Render every line from the start of the records down to and including the one containing "add-device-link[interactable]: 添加设备 [71,204,119,219]" as a Markdown table with the columns Row and Line. Number each row and omit any blank lines.

*** Provided records ***

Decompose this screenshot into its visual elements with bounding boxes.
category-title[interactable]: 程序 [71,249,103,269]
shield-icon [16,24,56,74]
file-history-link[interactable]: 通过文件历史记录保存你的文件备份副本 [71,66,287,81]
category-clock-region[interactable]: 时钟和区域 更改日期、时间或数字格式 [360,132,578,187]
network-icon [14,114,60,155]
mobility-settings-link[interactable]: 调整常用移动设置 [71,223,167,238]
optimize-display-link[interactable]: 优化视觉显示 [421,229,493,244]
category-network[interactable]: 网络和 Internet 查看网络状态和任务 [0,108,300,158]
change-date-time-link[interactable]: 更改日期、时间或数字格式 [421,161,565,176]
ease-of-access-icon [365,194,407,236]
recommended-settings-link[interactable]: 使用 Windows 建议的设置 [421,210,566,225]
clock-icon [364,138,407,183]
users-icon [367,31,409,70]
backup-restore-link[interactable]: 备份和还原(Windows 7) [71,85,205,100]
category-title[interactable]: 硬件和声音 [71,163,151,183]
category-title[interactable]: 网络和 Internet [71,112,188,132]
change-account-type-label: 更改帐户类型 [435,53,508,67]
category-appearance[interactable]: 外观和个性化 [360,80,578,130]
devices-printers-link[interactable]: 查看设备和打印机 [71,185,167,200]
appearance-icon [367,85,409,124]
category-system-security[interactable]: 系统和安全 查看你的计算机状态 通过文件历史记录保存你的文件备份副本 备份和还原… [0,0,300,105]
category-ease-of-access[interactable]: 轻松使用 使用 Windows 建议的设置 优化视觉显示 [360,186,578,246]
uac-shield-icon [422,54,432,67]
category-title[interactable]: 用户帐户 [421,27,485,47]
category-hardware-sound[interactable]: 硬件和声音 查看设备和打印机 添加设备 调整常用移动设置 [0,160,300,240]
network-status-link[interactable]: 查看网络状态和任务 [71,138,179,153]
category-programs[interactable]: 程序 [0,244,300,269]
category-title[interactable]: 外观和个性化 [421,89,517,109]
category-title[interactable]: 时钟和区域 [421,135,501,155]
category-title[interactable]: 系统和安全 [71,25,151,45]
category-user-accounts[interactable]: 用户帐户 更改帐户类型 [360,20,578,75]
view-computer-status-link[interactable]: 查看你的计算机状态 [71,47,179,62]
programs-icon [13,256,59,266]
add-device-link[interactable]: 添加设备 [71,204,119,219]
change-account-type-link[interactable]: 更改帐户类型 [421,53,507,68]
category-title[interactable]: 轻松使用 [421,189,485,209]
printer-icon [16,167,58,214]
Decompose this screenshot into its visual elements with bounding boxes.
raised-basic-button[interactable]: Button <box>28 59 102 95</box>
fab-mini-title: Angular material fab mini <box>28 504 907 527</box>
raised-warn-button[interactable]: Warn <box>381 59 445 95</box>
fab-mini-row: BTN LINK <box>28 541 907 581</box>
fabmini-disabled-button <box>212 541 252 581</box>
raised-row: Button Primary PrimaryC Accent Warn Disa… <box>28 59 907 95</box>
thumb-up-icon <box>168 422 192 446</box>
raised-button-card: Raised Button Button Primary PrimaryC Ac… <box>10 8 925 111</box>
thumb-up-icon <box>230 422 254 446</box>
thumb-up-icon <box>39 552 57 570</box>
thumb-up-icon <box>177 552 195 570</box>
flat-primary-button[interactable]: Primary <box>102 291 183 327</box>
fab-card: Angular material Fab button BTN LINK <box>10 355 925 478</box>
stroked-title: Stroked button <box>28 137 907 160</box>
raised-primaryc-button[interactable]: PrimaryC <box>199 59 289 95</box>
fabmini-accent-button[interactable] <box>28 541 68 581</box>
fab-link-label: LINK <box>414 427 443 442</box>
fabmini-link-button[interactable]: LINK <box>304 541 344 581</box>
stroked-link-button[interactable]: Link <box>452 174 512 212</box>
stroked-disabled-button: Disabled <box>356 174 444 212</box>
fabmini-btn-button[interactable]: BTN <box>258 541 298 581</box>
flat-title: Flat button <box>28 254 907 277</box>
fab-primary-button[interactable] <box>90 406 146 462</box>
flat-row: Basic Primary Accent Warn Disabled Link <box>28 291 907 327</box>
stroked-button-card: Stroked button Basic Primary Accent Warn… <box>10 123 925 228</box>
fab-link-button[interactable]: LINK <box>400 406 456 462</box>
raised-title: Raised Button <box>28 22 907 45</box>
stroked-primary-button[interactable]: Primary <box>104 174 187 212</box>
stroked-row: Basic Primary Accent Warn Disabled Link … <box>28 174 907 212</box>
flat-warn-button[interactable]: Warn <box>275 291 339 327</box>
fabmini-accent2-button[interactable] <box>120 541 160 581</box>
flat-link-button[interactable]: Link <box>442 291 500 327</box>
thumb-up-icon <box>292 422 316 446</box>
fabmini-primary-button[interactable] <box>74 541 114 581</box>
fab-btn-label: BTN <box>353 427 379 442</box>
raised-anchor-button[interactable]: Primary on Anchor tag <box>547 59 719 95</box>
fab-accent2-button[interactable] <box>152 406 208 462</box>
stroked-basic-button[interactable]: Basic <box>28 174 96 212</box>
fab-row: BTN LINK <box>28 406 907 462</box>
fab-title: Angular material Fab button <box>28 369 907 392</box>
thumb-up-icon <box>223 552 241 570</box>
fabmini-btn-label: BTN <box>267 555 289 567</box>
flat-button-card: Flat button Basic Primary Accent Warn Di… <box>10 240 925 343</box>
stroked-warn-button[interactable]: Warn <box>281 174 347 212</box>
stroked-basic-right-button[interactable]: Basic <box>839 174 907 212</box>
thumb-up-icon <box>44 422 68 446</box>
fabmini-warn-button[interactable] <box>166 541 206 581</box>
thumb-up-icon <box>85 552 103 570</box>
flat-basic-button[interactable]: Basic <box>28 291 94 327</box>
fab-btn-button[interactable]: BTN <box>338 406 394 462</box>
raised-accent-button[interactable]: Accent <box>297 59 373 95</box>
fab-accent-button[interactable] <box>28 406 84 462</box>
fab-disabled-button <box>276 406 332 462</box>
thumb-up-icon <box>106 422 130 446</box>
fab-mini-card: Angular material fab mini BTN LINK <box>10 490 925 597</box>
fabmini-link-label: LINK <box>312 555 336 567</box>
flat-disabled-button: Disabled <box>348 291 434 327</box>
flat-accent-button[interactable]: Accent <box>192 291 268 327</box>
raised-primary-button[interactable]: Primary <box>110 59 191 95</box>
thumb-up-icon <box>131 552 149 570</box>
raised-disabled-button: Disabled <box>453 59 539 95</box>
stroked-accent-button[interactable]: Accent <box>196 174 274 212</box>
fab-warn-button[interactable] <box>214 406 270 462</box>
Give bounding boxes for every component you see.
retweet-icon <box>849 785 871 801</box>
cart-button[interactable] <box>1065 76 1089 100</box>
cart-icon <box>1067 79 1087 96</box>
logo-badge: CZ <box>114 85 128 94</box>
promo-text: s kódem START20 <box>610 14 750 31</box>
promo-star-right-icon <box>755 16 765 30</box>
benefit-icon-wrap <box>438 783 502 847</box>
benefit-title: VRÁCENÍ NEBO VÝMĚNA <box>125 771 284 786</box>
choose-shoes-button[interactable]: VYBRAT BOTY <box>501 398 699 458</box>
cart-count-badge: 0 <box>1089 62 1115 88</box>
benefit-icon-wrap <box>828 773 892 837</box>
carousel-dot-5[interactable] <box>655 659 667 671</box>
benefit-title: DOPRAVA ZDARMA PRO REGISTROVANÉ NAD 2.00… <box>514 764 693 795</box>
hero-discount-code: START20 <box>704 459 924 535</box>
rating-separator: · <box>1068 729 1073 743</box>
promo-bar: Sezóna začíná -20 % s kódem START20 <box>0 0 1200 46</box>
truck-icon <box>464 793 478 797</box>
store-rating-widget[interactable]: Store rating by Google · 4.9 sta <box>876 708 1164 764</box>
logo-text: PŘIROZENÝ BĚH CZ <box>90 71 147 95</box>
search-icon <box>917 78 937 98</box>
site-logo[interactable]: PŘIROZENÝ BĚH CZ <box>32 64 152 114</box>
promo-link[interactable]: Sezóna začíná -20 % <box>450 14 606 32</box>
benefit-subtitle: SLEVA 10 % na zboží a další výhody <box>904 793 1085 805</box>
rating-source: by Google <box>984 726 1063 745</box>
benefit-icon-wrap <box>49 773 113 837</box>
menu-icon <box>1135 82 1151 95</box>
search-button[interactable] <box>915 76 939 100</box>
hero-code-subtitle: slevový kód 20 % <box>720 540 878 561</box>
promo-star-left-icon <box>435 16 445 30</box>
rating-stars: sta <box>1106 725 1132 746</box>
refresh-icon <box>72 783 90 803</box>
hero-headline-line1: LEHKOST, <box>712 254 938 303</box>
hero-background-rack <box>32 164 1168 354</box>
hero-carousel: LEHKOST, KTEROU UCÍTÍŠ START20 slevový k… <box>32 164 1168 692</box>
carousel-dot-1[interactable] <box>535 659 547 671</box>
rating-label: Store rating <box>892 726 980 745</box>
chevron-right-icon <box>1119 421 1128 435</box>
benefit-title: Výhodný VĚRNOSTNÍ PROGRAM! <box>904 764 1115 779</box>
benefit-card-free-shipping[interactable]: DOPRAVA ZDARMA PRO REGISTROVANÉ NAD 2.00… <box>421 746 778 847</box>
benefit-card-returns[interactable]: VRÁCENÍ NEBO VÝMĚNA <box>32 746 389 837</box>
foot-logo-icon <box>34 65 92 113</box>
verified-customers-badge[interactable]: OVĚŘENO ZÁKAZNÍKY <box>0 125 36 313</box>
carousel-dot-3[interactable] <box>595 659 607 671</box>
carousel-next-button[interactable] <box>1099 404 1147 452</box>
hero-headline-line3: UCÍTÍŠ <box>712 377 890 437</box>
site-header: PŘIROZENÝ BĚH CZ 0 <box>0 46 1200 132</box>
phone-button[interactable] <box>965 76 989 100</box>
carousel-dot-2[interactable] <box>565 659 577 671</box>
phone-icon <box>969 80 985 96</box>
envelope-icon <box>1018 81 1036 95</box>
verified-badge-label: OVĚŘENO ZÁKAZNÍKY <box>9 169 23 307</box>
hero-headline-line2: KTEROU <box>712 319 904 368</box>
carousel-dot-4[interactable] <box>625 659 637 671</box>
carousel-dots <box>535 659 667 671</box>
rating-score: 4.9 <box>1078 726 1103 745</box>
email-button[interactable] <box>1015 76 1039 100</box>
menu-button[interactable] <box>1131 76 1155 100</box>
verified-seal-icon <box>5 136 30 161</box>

***

Exercise answer:
| Row | Line |
|---|---|
| 1 | Decompose this screenshot into its visual elements with bounding boxes. |
| 2 | category-title[interactable]: 程序 [71,249,103,269] |
| 3 | shield-icon [16,24,56,74] |
| 4 | file-history-link[interactable]: 通过文件历史记录保存你的文件备份副本 [71,66,287,81] |
| 5 | category-clock-region[interactable]: 时钟和区域 更改日期、时间或数字格式 [360,132,578,187] |
| 6 | network-icon [14,114,60,155] |
| 7 | mobility-settings-link[interactable]: 调整常用移动设置 [71,223,167,238] |
| 8 | optimize-display-link[interactable]: 优化视觉显示 [421,229,493,244] |
| 9 | category-network[interactable]: 网络和 Internet 查看网络状态和任务 [0,108,300,158] |
| 10 | change-date-time-link[interactable]: 更改日期、时间或数字格式 [421,161,565,176] |
| 11 | ease-of-access-icon [365,194,407,236] |
| 12 | recommended-settings-link[interactable]: 使用 Windows 建议的设置 [421,210,566,225] |
| 13 | clock-icon [364,138,407,183] |
| 14 | users-icon [367,31,409,70] |
| 15 | backup-restore-link[interactable]: 备份和还原(Windows 7) [71,85,205,100] |
| 16 | category-title[interactable]: 硬件和声音 [71,163,151,183] |
| 17 | category-title[interactable]: 网络和 Internet [71,112,188,132] |
| 18 | change-account-type-label: 更改帐户类型 [435,53,508,67] |
| 19 | category-appearance[interactable]: 外观和个性化 [360,80,578,130] |
| 20 | devices-printers-link[interactable]: 查看设备和打印机 [71,185,167,200] |
| 21 | appearance-icon [367,85,409,124] |
| 22 | category-system-security[interactable]: 系统和安全 查看你的计算机状态 通过文件历史记录保存你的文件备份副本 备份和还原… [0,0,300,105] |
| 23 | category-ease-of-access[interactable]: 轻松使用 使用 Windows 建议的设置 优化视觉显示 [360,186,578,246] |
| 24 | uac-shield-icon [422,54,432,67] |
| 25 | category-title[interactable]: 用户帐户 [421,27,485,47] |
| 26 | category-hardware-sound[interactable]: 硬件和声音 查看设备和打印机 添加设备 调整常用移动设置 [0,160,300,240] |
| 27 | network-status-link[interactable]: 查看网络状态和任务 [71,138,179,153] |
| 28 | category-programs[interactable]: 程序 [0,244,300,269] |
| 29 | category-title[interactable]: 外观和个性化 [421,89,517,109] |
| 30 | category-title[interactable]: 时钟和区域 [421,135,501,155] |
| 31 | category-title[interactable]: 系统和安全 [71,25,151,45] |
| 32 | category-user-accounts[interactable]: 用户帐户 更改帐户类型 [360,20,578,75] |
| 33 | view-computer-status-link[interactable]: 查看你的计算机状态 [71,47,179,62] |
| 34 | programs-icon [13,256,59,266] |
| 35 | add-device-link[interactable]: 添加设备 [71,204,119,219] |